(Extracted data entries)
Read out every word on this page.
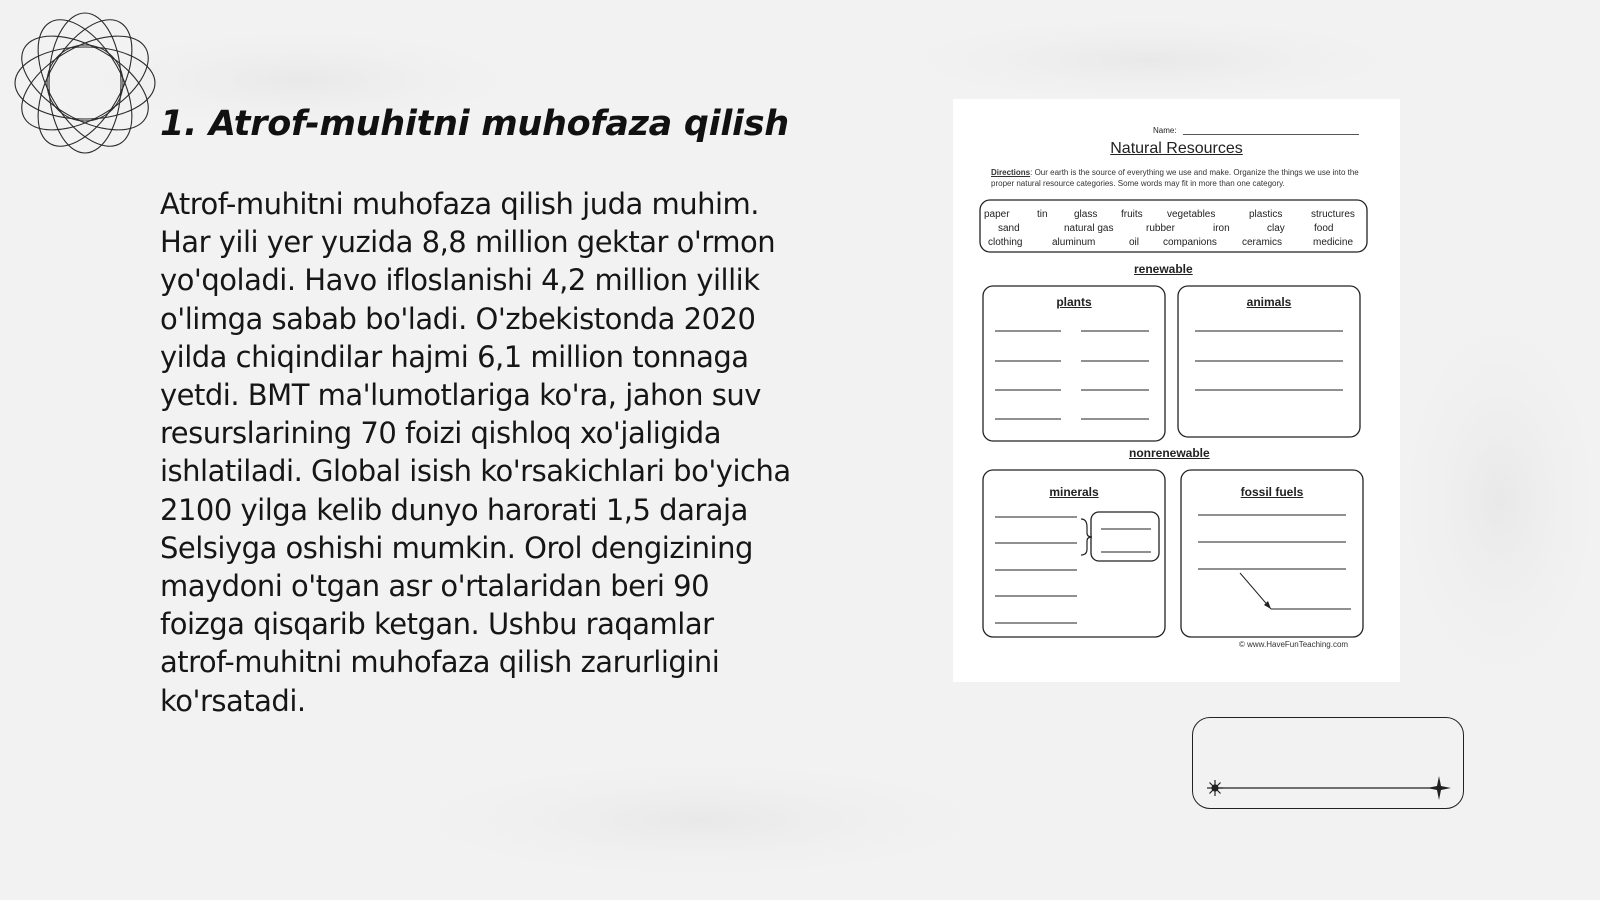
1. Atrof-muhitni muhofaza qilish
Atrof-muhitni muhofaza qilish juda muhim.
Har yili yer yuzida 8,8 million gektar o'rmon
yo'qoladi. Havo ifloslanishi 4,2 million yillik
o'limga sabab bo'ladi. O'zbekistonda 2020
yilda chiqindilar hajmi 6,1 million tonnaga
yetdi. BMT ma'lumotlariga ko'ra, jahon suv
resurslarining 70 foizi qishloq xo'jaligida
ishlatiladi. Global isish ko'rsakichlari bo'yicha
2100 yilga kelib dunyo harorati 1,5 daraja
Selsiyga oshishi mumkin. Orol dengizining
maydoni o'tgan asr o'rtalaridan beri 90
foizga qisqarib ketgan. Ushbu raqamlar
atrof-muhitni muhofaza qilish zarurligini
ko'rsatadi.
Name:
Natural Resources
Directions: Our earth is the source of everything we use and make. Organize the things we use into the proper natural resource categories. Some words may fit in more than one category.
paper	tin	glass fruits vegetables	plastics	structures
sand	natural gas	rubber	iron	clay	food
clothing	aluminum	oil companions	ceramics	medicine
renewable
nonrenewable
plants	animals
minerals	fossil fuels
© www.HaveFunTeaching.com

What you need to do: Pictures are to be left out; repeat all the remaining data exactly.

Completed exercise:
Read out every word on this page.
1. Atrof-muhitni muhofaza qilish
Atrof-muhitni muhofaza qilish juda muhim.
Har yili yer yuzida 8,8 million gektar o'rmon
yo'qoladi. Havo ifloslanishi 4,2 million yillik
o'limga sabab bo'ladi. O'zbekistonda 2020
yilda chiqindilar hajmi 6,1 million tonnaga
yetdi. BMT ma'lumotlariga ko'ra, jahon suv
resurslarining 70 foizi qishloq xo'jaligida
ishlatiladi. Global isish ko'rsakichlari bo'yicha
2100 yilga kelib dunyo harorati 1,5 daraja
Selsiyga oshishi mumkin. Orol dengizining
maydoni o'tgan asr o'rtalaridan beri 90
foizga qisqarib ketgan. Ushbu raqamlar
atrof-muhitni muhofaza qilish zarurligini
ko'rsatadi.
Name:
Natural Resources
Directions: Our earth is the source of everything we use and make. Organize the things we use into the proper natural resource categories. Some words may fit in more than one category.
paper	tin	glass fruits vegetables	plastics	structures
sand	natural gas	rubber	iron	clay	food
clothing	aluminum	oil companions	ceramics	medicine
renewable
nonrenewable
plants	animals
minerals	fossil fuels
© www.HaveFunTeaching.com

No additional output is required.